Note: For more detailed information on regular expressions in general, refer to O'Reilly's Mastering Regular Expressions , by Jeffrey E. F. Friedl.

When a value is compared against a regular expression, the expression itself (or regex ) may match both literal character sequences, as well as several variable character sequences. Both literal and variable sequences may be specified throughout the expression. Example 5-5 illustrates an example of such a sequence. It searches the Book Town authors table for names beginning with either A or T .

Example 5-5. An example regular expression

booktown=# 
SELECT first_name, last_name

booktown-# 
       FROM authors

booktown-# 
       WHERE first_name ~ '^A|^T';

  first_name   |  last_name
---------------+--------------
 Ariel         | Denham
 Tom           | Christiansen
 Arthur C.     | Clarke
 Andrew        | Brookins
 Theodor Seuss | Geisel
(5 rows)

Source material
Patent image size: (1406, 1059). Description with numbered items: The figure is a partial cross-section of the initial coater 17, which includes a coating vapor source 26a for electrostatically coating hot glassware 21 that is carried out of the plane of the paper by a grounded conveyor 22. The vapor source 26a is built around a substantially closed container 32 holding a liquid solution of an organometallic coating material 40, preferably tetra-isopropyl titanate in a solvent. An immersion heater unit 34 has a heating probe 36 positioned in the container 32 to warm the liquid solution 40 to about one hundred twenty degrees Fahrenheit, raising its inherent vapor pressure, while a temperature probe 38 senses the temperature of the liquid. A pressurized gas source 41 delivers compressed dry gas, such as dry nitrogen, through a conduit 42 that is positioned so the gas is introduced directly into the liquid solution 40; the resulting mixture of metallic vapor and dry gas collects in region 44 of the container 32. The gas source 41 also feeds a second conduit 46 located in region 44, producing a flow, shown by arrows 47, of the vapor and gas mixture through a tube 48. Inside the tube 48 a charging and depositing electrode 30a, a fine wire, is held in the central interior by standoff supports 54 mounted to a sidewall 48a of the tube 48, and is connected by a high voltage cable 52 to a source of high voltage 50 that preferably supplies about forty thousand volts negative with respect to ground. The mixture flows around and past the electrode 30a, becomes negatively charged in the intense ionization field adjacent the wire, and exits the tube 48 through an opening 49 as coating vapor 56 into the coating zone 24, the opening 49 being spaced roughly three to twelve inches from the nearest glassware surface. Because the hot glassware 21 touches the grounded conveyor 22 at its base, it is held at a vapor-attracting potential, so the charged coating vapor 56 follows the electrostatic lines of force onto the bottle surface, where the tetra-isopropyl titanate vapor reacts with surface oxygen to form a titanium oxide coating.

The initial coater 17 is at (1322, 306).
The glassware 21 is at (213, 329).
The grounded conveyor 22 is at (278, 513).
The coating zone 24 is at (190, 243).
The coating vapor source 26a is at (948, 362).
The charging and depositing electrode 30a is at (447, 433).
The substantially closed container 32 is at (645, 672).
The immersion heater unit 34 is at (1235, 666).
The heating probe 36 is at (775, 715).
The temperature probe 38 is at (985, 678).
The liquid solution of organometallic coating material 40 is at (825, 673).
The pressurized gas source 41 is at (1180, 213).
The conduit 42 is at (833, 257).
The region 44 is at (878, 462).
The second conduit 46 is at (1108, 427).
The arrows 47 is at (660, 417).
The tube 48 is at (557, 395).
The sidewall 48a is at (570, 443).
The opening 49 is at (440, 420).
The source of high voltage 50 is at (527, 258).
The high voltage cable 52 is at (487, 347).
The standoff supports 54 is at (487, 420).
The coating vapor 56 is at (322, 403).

Problems to solve
1/ Copy the passage of the regular expressions text from "Note: For more" up to and including "either A or T .".
2/ Reproduce the lines of the records word for word, from the first line of the records up to and including the line with "The coating zone 24 is at (190, 243).".

Responses by task
1/
Note: For more detailed information on regular expressions in general, refer to O'Reilly's Mastering Regular Expressions , by Jeffrey E. F. Friedl.

When a value is compared against a regular expression, the expression itself (or regex ) may match both literal character sequences, as well as several variable character sequences. Both literal and variable sequences may be specified throughout the expression. Example 5-5 illustrates an example of such a sequence. It searches the Book Town authors table for names beginning with either A or T .

2/
Patent image size: (1406, 1059). Description with numbered items: The figure is a partial cross-section of the initial coater 17, which includes a coating vapor source 26a for electrostatically coating hot glassware 21 that is carried out of the plane of the paper by a grounded conveyor 22. The vapor source 26a is built around a substantially closed container 32 holding a liquid solution of an organometallic coating material 40, preferably tetra-isopropyl titanate in a solvent. An immersion heater unit 34 has a heating probe 36 positioned in the container 32 to warm the liquid solution 40 to about one hundred twenty degrees Fahrenheit, raising its inherent vapor pressure, while a temperature probe 38 senses the temperature of the liquid. A pressurized gas source 41 delivers compressed dry gas, such as dry nitrogen, through a conduit 42 that is positioned so the gas is introduced directly into the liquid solution 40; the resulting mixture of metallic vapor and dry gas collects in region 44 of the container 32. The gas source 41 also feeds a second conduit 46 located in region 44, producing a flow, shown by arrows 47, of the vapor and gas mixture through a tube 48. Inside the tube 48 a charging and depositing electrode 30a, a fine wire, is held in the central interior by standoff supports 54 mounted to a sidewall 48a of the tube 48, and is connected by a high voltage cable 52 to a source of high voltage 50 that preferably supplies about forty thousand volts negative with respect to ground. The mixture flows around and past the electrode 30a, becomes negatively charged in the intense ionization field adjacent the wire, and exits the tube 48 through an opening 49 as coating vapor 56 into the coating zone 24, the opening 49 being spaced roughly three to twelve inches from the nearest glassware surface. Because the hot glassware 21 touches the grounded conveyor 22 at its base, it is held at a vapor-attracting potential, so the charged coating vapor 56 follows the electrostatic lines of force onto the bottle surface, where the tetra-isopropyl titanate vapor reacts with surface oxygen to form a titanium oxide coating.

The initial coater 17 is at (1322, 306).
The glassware 21 is at (213, 329).
The grounded conveyor 22 is at (278, 513).
The coating zone 24 is at (190, 243).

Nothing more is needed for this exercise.